◆ PAGE EXTRACT:
++++++++++++++++++++

21 Slang Words You Should Know Before Visiting Hawaii (Part 1)
NEENZ tweeted about the 21 slang words you should know before visiting Canada and asked for a Hawaii version. Sure! So here is my list of 21 slang words you should know before visiting Hawaii (at least part 1 of the list).
Note: Hawaii slang is mostly based on the long standing Pidgin English, well covered in Pidgin to Da Max. This list ain’t going up against this classic, but instead is my interpretation weaved in with familiar faces. 🙂
Basics
lua – bathroom. After flying for hours over the Pacific Ocean, one of your first stops will proably be the lua. Kane is for the men and wahine is for the ladies.
howzit – the all around Hawaiian-style greeting asking in easy going short form, “How is everything going?”
shaka – the universal hand gesture of Hawaii that can be used as a form of thanks, a greeting, or a good bye. LA Laker Kobe Bryant demonstrates the shaka.
While driving in Hawaii, If you ever make a mistake and inadvertently cut someone off, be sure to immediately sign the shaka as an apology. I call this the “shakalogy.”
shark bait – the stark white skin tourists like to tan while visiting the 50th state. Why “shark bait?” Because in the ocean, sharks find that white skin so visually yummy. Be sure to slather on that SP50 sunscreen even on your ears and top of your feet.
haole – a white person but not necessarily derogatory or demeaning, just a fact. Chris Pirillo is a haole who typifies shark bait.
Culture
ohana – your family, can consist of immediate family members, extended relatives, and friends. If you want an impromptu gathering of your ohana, just go to any grand opening of a new store like Target. You’re guaranteed to see someone from your ohana.
“small world” – you’ve heard how it’s a small world after all. Well, living on an island hyper-sensitizes this meaning. With an estimated 1.5 degree of separation in Hawaii, it’s hard to keep secrets. Somebody knows. But it’s also part of the social fabric of Hawaii that engenders the spirit of aloha.
“where you went grad?” or “what school you went?” – because it’s a small world, Hawaii’s one of the few places where your high school matters. This is one of the first questions local people will ask each other when meeting for the first time. Yes, even when at sea on board a nuclear powered naval aircraft carrier, “where you went grad?” rings true (see the 5:05 mark).
poho – a waste of time. Trying to keep secrets from your ohana in Hawaii’s small world is poho.
Dining
ono – delicious, scrumptious.
malasada – a doughnut-like pastry with Portuguese origins. Hawaii’s version of Krispy Kreme way before there was Krispy Kremes.
Zippys – Hawaii’s equivalent to (but more ono than) Denny’s. Always serving Hawaii comfort food. Here’s a haole eating ono grinds (food) at Zippys.
Continued in Part 2 of 21 Slang Words You Should Know Before Visiting Hawaii.
NEENZ
September 2, 2009 @ 1:09 am
Wonderful list! I have nothing but faith and pulp in you 🙂
NEENZ
September 1, 2009 @ 3:09 pm
Wonderful list! I have nothing but faith and pulp in you 🙂
Fooking Haole
September 2, 2009 @ 10:02 am
You’re kidding, right? Sure “haole” means foreigner, but like “gaijin” and “gringo” mean foreigner and that is not necessarily a nice thing to say. Of course, a bunch of haoles talking story will call each haole, or bitch for that matter, not meaning either in a bad way, but still using a derogatory word.

++++++++++++++++++++

◆ THE INPUT:
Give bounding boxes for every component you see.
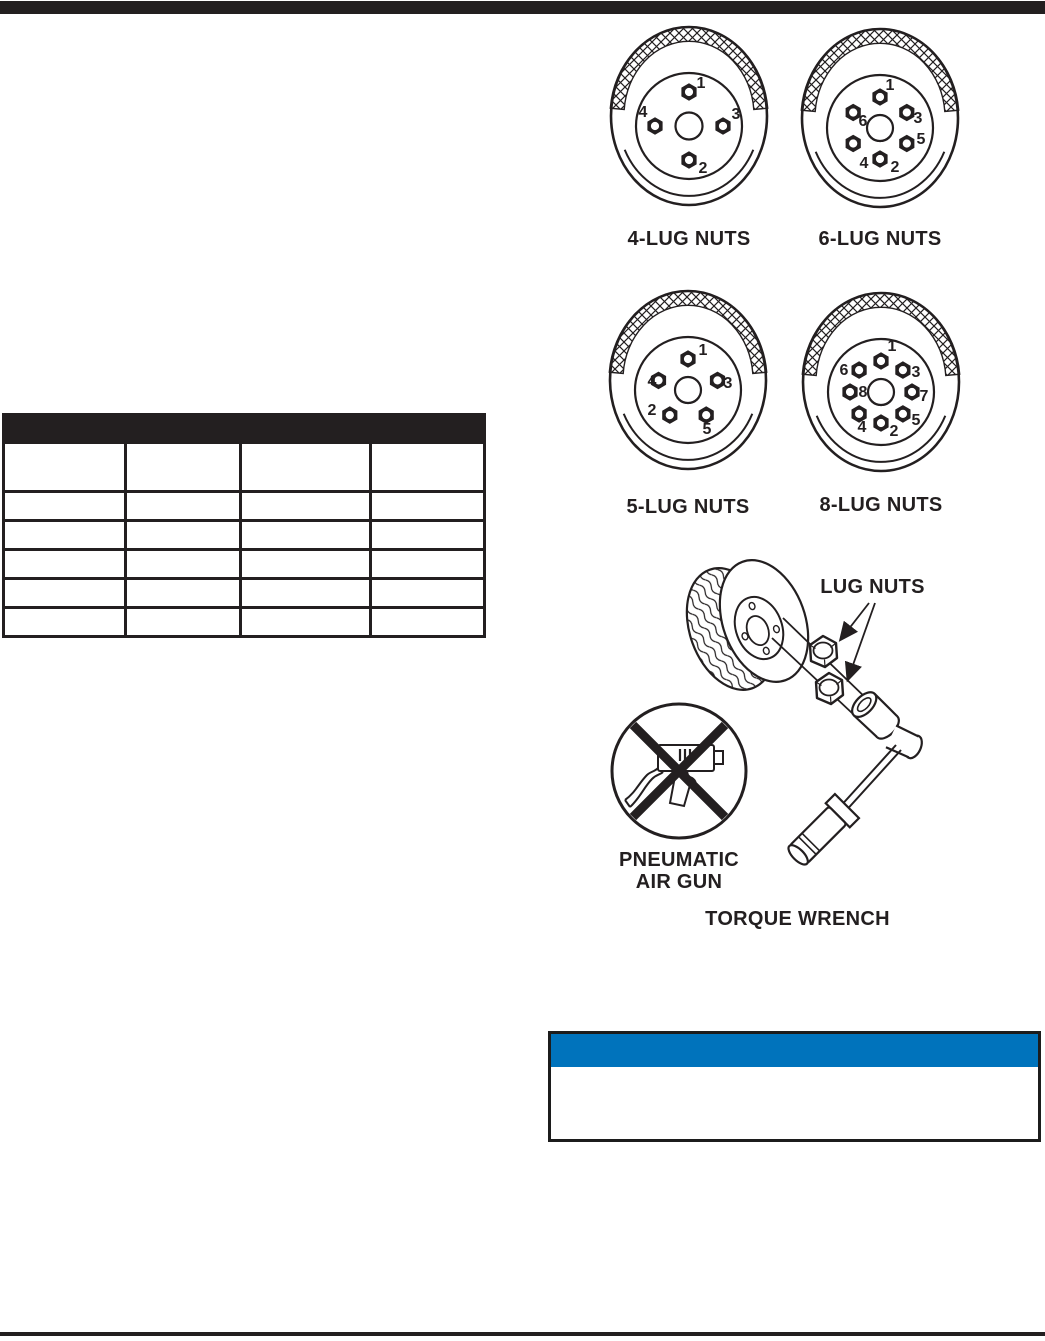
lug-number-2: 2 xyxy=(698,160,708,177)
table-cell xyxy=(4,443,126,492)
table-cell xyxy=(126,579,241,608)
table-header-cell xyxy=(4,415,485,443)
table-cell xyxy=(371,579,485,608)
lug-number-1: 1 xyxy=(698,342,708,359)
caption-4-lug: 4-LUG NUTS xyxy=(627,228,751,250)
table-cell xyxy=(241,608,371,637)
bottom-rule xyxy=(0,1332,1045,1336)
table-cell xyxy=(371,550,485,579)
top-rule xyxy=(0,1,1045,14)
lug-number-4: 4 xyxy=(857,419,867,436)
lug-number-5: 5 xyxy=(702,421,712,438)
table-cell xyxy=(126,521,241,550)
table-cell xyxy=(4,492,126,521)
table-cell xyxy=(371,608,485,637)
table-cell xyxy=(241,521,371,550)
lug-number-4: 4 xyxy=(638,104,648,121)
wheel-diagram-8-lug xyxy=(799,290,963,474)
pneumatic-air-gun-label-line1: PNEUMATIC xyxy=(618,849,740,871)
lug-number-3: 3 xyxy=(731,106,741,123)
wrench-shaft xyxy=(843,750,901,814)
lug-number-4: 4 xyxy=(647,373,657,390)
lug-number-1: 1 xyxy=(696,75,706,92)
lug-number-8: 8 xyxy=(858,384,868,401)
lug-number-3: 3 xyxy=(913,110,923,127)
lug-number-3: 3 xyxy=(911,364,921,381)
lug-number-1: 1 xyxy=(887,338,897,355)
table-cell xyxy=(4,579,126,608)
torque-wrench-label: TORQUE WRENCH xyxy=(705,908,890,930)
table-cell xyxy=(241,492,371,521)
table-cell xyxy=(241,579,371,608)
lug-number-1: 1 xyxy=(885,77,895,94)
pneumatic-air-gun-label-line2: AIR GUN xyxy=(635,871,723,893)
table-cell xyxy=(4,608,126,637)
caption-5-lug: 5-LUG NUTS xyxy=(626,496,750,518)
table-cell xyxy=(126,608,241,637)
table-cell xyxy=(126,492,241,521)
torque-specs-table xyxy=(2,413,486,638)
wrench-handle xyxy=(782,794,859,871)
lug-number-5: 5 xyxy=(911,412,921,429)
table-cell xyxy=(241,550,371,579)
lug-number-2: 2 xyxy=(889,423,899,440)
lug-number-3: 3 xyxy=(723,375,733,392)
lug-number-2: 2 xyxy=(647,402,657,419)
lug-nut-3d-icon xyxy=(816,673,843,704)
lug-number-4: 4 xyxy=(859,155,869,172)
lug-number-5: 5 xyxy=(916,131,926,148)
lug-nut-3d-icon xyxy=(810,636,837,667)
table-cell xyxy=(126,550,241,579)
pneumatic-air-gun-label xyxy=(606,849,752,893)
wheel-diagram-6-lug xyxy=(798,26,962,210)
lug-nuts-arrow xyxy=(848,603,875,679)
table-cell xyxy=(371,443,485,492)
wrench-shaft xyxy=(838,745,896,809)
lug-number-6: 6 xyxy=(858,113,868,130)
wheel-diagram-4-lug xyxy=(607,24,771,208)
caption-8-lug: 8-LUG NUTS xyxy=(819,494,943,516)
table-cell xyxy=(241,443,371,492)
table-cell xyxy=(4,550,126,579)
lug-nuts-label: LUG NUTS xyxy=(820,576,925,598)
notice-header-band xyxy=(551,1034,1038,1067)
no-pneumatic-air-gun-icon xyxy=(612,704,746,838)
lug-number-2: 2 xyxy=(890,159,900,176)
notice-box xyxy=(548,1031,1041,1142)
table-cell xyxy=(371,521,485,550)
table-cell xyxy=(371,492,485,521)
caption-6-lug: 6-LUG NUTS xyxy=(818,228,942,250)
tire-perspective xyxy=(671,548,824,702)
table-cell xyxy=(126,443,241,492)
lug-number-6: 6 xyxy=(839,362,849,379)
wheel-diagram-5-lug xyxy=(606,287,770,473)
lug-number-7: 7 xyxy=(919,388,929,405)
table-cell xyxy=(4,521,126,550)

++++++++++++++++++++

◆ GIVEN REQUEST A: Give the Hawaii slang post between "howzit – the" and "of your feet.", inclusive, swapping "sunscreen" for "sunblock".
◆ GIVEN REQUEST B: Put the lines of the records between the lines holding "lug-number-2: 2 xyxy=(698,160,708,177)" and "table-cell xyxy=(241,550,371,579)", inclusive, into a JSON list of strings with one string per line, leaving out blank lines.
The Hawaii slang post and the records were taken from unrelated sources.

◆ REPLY A:
howzit – the all around Hawaiian-style greeting asking in easy going short form, “How is everything going?”
shaka – the universal hand gesture of Hawaii that can be used as a form of thanks, a greeting, or a good bye. LA Laker Kobe Bryant demonstrates the shaka.
While driving in Hawaii, If you ever make a mistake and inadvertently cut someone off, be sure to immediately sign the shaka as an apology. I call this the “shakalogy.”
shark bait – the stark white skin tourists like to tan while visiting the 50th state. Why “shark bait?” Because in the ocean, sharks find that white skin so visually yummy. Be sure to slather on that SP50 sunblock even on your ears and top of your feet.

◆ REPLY B:
[
  "lug-number-2: 2 xyxy=(698,160,708,177)",
  "table-cell xyxy=(4,443,126,492)",
  "table-cell xyxy=(126,579,241,608)",
  "table-header-cell xyxy=(4,415,485,443)",
  "table-cell xyxy=(371,579,485,608)",
  "lug-number-1: 1 xyxy=(698,342,708,359)",
  "caption-4-lug: 4-LUG NUTS xyxy=(627,228,751,250)",
  "table-cell xyxy=(241,608,371,637)",
  "bottom-rule xyxy=(0,1332,1045,1336)",
  "table-cell xyxy=(371,550,485,579)",
  "top-rule xyxy=(0,1,1045,14)",
  "lug-number-4: 4 xyxy=(857,419,867,436)",
  "lug-number-5: 5 xyxy=(702,421,712,438)",
  "table-cell xyxy=(126,521,241,550)",
  "table-cell xyxy=(4,492,126,521)",
  "table-cell xyxy=(371,608,485,637)",
  "table-cell xyxy=(241,521,371,550)",
  "lug-number-4: 4 xyxy=(638,104,648,121)",
  "wheel-diagram-8-lug xyxy=(799,290,963,474)",
  "pneumatic-air-gun-label-line1: PNEUMATIC xyxy=(618,849,740,871)",
  "lug-number-3: 3 xyxy=(731,106,741,123)",
  "wrench-shaft xyxy=(843,750,901,814)",
  "lug-number-4: 4 xyxy=(647,373,657,390)",
  "lug-number-1: 1 xyxy=(696,75,706,92)",
  "lug-number-8: 8 xyxy=(858,384,868,401)",
  "lug-number-3: 3 xyxy=(913,110,923,127)",
  "lug-number-3: 3 xyxy=(911,364,921,381)",
  "lug-number-1: 1 xyxy=(887,338,897,355)",
  "table-cell xyxy=(4,579,126,608)",
  "torque-wrench-label: TORQUE WRENCH xyxy=(705,908,890,930)",
  "table-cell xyxy=(241,492,371,521)",
  "table-cell xyxy=(241,579,371,608)",
  "lug-number-1: 1 xyxy=(885,77,895,94)",
  "pneumatic-air-gun-label-line2: AIR GUN xyxy=(635,871,723,893)",
  "table-cell xyxy=(4,608,126,637)",
  "caption-5-lug: 5-LUG NUTS xyxy=(626,496,750,518)",
  "table-cell xyxy=(126,608,241,637)",
  "table-cell xyxy=(126,492,241,521)",
  "torque-specs-table xyxy=(2,413,486,638)",
  "wrench-handle xyxy=(782,794,859,871)",
  "lug-number-5: 5 xyxy=(911,412,921,429)",
  "table-cell xyxy=(241,550,371,579)"
]